### Description of the task
Below are records to be output exactly, every one of them.

### Material to process
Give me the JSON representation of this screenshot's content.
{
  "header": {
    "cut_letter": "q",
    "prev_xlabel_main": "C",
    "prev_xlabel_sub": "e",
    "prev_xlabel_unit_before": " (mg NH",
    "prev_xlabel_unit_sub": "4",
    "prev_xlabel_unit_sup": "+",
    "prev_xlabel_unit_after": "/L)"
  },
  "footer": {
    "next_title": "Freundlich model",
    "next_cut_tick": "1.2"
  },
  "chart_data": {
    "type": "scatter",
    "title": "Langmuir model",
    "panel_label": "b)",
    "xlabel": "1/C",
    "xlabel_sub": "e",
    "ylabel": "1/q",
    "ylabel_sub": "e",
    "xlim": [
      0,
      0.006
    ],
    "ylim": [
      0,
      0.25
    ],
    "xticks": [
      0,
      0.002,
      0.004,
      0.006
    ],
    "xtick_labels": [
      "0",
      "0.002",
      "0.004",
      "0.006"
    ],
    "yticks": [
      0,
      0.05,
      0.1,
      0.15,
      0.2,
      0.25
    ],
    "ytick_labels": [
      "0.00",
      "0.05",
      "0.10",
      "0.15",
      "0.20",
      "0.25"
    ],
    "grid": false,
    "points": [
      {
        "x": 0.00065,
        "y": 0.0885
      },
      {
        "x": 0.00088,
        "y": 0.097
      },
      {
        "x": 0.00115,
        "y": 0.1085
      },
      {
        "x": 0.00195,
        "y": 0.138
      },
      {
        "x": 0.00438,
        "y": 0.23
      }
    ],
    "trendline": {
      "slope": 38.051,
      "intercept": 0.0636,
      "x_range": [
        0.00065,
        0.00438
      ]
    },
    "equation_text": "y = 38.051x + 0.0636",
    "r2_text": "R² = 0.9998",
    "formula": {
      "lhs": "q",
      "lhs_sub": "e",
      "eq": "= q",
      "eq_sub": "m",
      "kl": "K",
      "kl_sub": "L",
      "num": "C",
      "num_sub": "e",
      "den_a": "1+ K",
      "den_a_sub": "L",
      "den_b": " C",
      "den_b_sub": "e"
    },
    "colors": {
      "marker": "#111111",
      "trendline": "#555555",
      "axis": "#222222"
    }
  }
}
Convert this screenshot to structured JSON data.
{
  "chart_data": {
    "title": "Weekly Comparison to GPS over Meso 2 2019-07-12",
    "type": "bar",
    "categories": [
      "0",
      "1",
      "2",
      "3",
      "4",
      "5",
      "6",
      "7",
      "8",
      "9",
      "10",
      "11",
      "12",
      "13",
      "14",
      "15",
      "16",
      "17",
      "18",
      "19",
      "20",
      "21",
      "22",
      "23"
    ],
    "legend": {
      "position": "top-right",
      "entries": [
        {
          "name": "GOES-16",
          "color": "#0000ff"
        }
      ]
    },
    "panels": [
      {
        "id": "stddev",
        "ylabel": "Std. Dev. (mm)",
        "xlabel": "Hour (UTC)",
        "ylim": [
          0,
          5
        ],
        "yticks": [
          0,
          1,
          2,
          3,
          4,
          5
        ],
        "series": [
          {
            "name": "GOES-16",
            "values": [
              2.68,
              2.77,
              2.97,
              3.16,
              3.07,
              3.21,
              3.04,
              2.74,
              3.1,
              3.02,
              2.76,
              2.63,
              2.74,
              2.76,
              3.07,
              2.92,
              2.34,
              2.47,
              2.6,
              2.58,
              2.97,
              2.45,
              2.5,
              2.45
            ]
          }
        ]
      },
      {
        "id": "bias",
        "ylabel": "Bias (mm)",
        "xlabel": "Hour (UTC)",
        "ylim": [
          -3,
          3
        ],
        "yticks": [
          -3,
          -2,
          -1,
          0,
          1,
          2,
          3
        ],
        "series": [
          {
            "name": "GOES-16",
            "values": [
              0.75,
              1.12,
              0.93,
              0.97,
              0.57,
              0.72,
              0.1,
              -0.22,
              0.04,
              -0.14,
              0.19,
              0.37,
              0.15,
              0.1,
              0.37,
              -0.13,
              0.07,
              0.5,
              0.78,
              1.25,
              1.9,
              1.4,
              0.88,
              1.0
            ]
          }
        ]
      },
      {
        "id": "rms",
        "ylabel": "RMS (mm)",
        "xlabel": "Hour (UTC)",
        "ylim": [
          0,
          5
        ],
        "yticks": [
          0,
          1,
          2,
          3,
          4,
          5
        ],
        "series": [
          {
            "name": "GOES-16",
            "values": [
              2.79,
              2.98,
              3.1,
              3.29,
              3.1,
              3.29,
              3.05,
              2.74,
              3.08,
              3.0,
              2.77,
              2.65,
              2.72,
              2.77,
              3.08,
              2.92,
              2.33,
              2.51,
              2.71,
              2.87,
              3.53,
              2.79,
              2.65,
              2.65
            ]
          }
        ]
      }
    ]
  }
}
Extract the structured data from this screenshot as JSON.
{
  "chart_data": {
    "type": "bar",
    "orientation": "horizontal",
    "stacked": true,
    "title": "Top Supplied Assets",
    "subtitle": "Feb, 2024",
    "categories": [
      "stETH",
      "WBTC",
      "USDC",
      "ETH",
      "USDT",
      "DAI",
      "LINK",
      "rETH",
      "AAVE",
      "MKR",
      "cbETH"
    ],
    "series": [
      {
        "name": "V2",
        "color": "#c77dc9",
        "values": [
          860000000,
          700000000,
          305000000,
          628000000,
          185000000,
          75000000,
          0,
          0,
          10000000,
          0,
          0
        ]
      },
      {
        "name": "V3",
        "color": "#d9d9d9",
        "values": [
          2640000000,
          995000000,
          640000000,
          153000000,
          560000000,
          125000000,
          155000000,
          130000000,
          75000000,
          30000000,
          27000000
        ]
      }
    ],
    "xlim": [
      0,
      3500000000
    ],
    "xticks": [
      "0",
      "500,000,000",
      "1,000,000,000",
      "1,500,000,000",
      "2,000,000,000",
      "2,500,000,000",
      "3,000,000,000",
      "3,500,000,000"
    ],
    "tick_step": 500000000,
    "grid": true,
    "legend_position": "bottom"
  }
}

### Reply
Give me the JSON representation of this screenshot's content.
{
  "header": {
    "cut_letter": "q",
    "prev_xlabel_main": "C",
    "prev_xlabel_sub": "e",
    "prev_xlabel_unit_before": " (mg NH",
    "prev_xlabel_unit_sub": "4",
    "prev_xlabel_unit_sup": "+",
    "prev_xlabel_unit_after": "/L)"
  },
  "footer": {
    "next_title": "Freundlich model",
    "next_cut_tick": "1.2"
  },
  "chart_data": {
    "type": "scatter",
    "title": "Langmuir model",
    "panel_label": "b)",
    "xlabel": "1/C",
    "xlabel_sub": "e",
    "ylabel": "1/q",
    "ylabel_sub": "e",
    "xlim": [
      0,
      0.006
    ],
    "ylim": [
      0,
      0.25
    ],
    "xticks": [
      0,
      0.002,
      0.004,
      0.006
    ],
    "xtick_labels": [
      "0",
      "0.002",
      "0.004",
      "0.006"
    ],
    "yticks": [
      0,
      0.05,
      0.1,
      0.15,
      0.2,
      0.25
    ],
    "ytick_labels": [
      "0.00",
      "0.05",
      "0.10",
      "0.15",
      "0.20",
      "0.25"
    ],
    "grid": false,
    "points": [
      {
        "x": 0.00065,
        "y": 0.0885
      },
      {
        "x": 0.00088,
        "y": 0.097
      },
      {
        "x": 0.00115,
        "y": 0.1085
      },
      {
        "x": 0.00195,
        "y": 0.138
      },
      {
        "x": 0.00438,
        "y": 0.23
      }
    ],
    "trendline": {
      "slope": 38.051,
      "intercept": 0.0636,
      "x_range": [
        0.00065,
        0.00438
      ]
    },
    "equation_text": "y = 38.051x + 0.0636",
    "r2_text": "R² = 0.9998",
    "formula": {
      "lhs": "q",
      "lhs_sub": "e",
      "eq": "= q",
      "eq_sub": "m",
      "kl": "K",
      "kl_sub": "L",
      "num": "C",
      "num_sub": "e",
      "den_a": "1+ K",
      "den_a_sub": "L",
      "den_b": " C",
      "den_b_sub": "e"
    },
    "colors": {
      "marker": "#111111",
      "trendline": "#555555",
      "axis": "#222222"
    }
  }
}
Convert this screenshot to structured JSON data.
{
  "chart_data": {
    "title": "Weekly Comparison to GPS over Meso 2 2019-07-12",
    "type": "bar",
    "categories": [
      "0",
      "1",
      "2",
      "3",
      "4",
      "5",
      "6",
      "7",
      "8",
      "9",
      "10",
      "11",
      "12",
      "13",
      "14",
      "15",
      "16",
      "17",
      "18",
      "19",
      "20",
      "21",
      "22",
      "23"
    ],
    "legend": {
      "position": "top-right",
      "entries": [
        {
          "name": "GOES-16",
          "color": "#0000ff"
        }
      ]
    },
    "panels": [
      {
        "id": "stddev",
        "ylabel": "Std. Dev. (mm)",
        "xlabel": "Hour (UTC)",
        "ylim": [
          0,
          5
        ],
        "yticks": [
          0,
          1,
          2,
          3,
          4,
          5
        ],
        "series": [
          {
            "name": "GOES-16",
            "values": [
              2.68,
              2.77,
              2.97,
              3.16,
              3.07,
              3.21,
              3.04,
              2.74,
              3.1,
              3.02,
              2.76,
              2.63,
              2.74,
              2.76,
              3.07,
              2.92,
              2.34,
              2.47,
              2.6,
              2.58,
              2.97,
              2.45,
              2.5,
              2.45
            ]
          }
        ]
      },
      {
        "id": "bias",
        "ylabel": "Bias (mm)",
        "xlabel": "Hour (UTC)",
        "ylim": [
          -3,
          3
        ],
        "yticks": [
          -3,
          -2,
          -1,
          0,
          1,
          2,
          3
        ],
        "series": [
          {
            "name": "GOES-16",
            "values": [
              0.75,
              1.12,
              0.93,
              0.97,
              0.57,
              0.72,
              0.1,
              -0.22,
              0.04,
              -0.14,
              0.19,
              0.37,
              0.15,
              0.1,
              0.37,
              -0.13,
              0.07,
              0.5,
              0.78,
              1.25,
              1.9,
              1.4,
              0.88,
              1.0
            ]
          }
        ]
      },
      {
        "id": "rms",
        "ylabel": "RMS (mm)",
        "xlabel": "Hour (UTC)",
        "ylim": [
          0,
          5
        ],
        "yticks": [
          0,
          1,
          2,
          3,
          4,
          5
        ],
        "series": [
          {
            "name": "GOES-16",
            "values": [
              2.79,
              2.98,
              3.1,
              3.29,
              3.1,
              3.29,
              3.05,
              2.74,
              3.08,
              3.0,
              2.77,
              2.65,
              2.72,
              2.77,
              3.08,
              2.92,
              2.33,
              2.51,
              2.71,
              2.87,
              3.53,
              2.79,
              2.65,
              2.65
            ]
          }
        ]
      }
    ]
  }
}
Extract the structured data from this screenshot as JSON.
{
  "chart_data": {
    "type": "bar",
    "orientation": "horizontal",
    "stacked": true,
    "title": "Top Supplied Assets",
    "subtitle": "Feb, 2024",
    "categories": [
      "stETH",
      "WBTC",
      "USDC",
      "ETH",
      "USDT",
      "DAI",
      "LINK",
      "rETH",
      "AAVE",
      "MKR",
      "cbETH"
    ],
    "series": [
      {
        "name": "V2",
        "color": "#c77dc9",
        "values": [
          860000000,
          700000000,
          305000000,
          628000000,
          185000000,
          75000000,
          0,
          0,
          10000000,
          0,
          0
        ]
      },
      {
        "name": "V3",
        "color": "#d9d9d9",
        "values": [
          2640000000,
          995000000,
          640000000,
          153000000,
          560000000,
          125000000,
          155000000,
          130000000,
          75000000,
          30000000,
          27000000
        ]
      }
    ],
    "xlim": [
      0,
      3500000000
    ],
    "xticks": [
      "0",
      "500,000,000",
      "1,000,000,000",
      "1,500,000,000",
      "2,000,000,000",
      "2,500,000,000",
      "3,000,000,000",
      "3,500,000,000"
    ],
    "tick_step": 500000000,
    "grid": true,
    "legend_position": "bottom"
  }
}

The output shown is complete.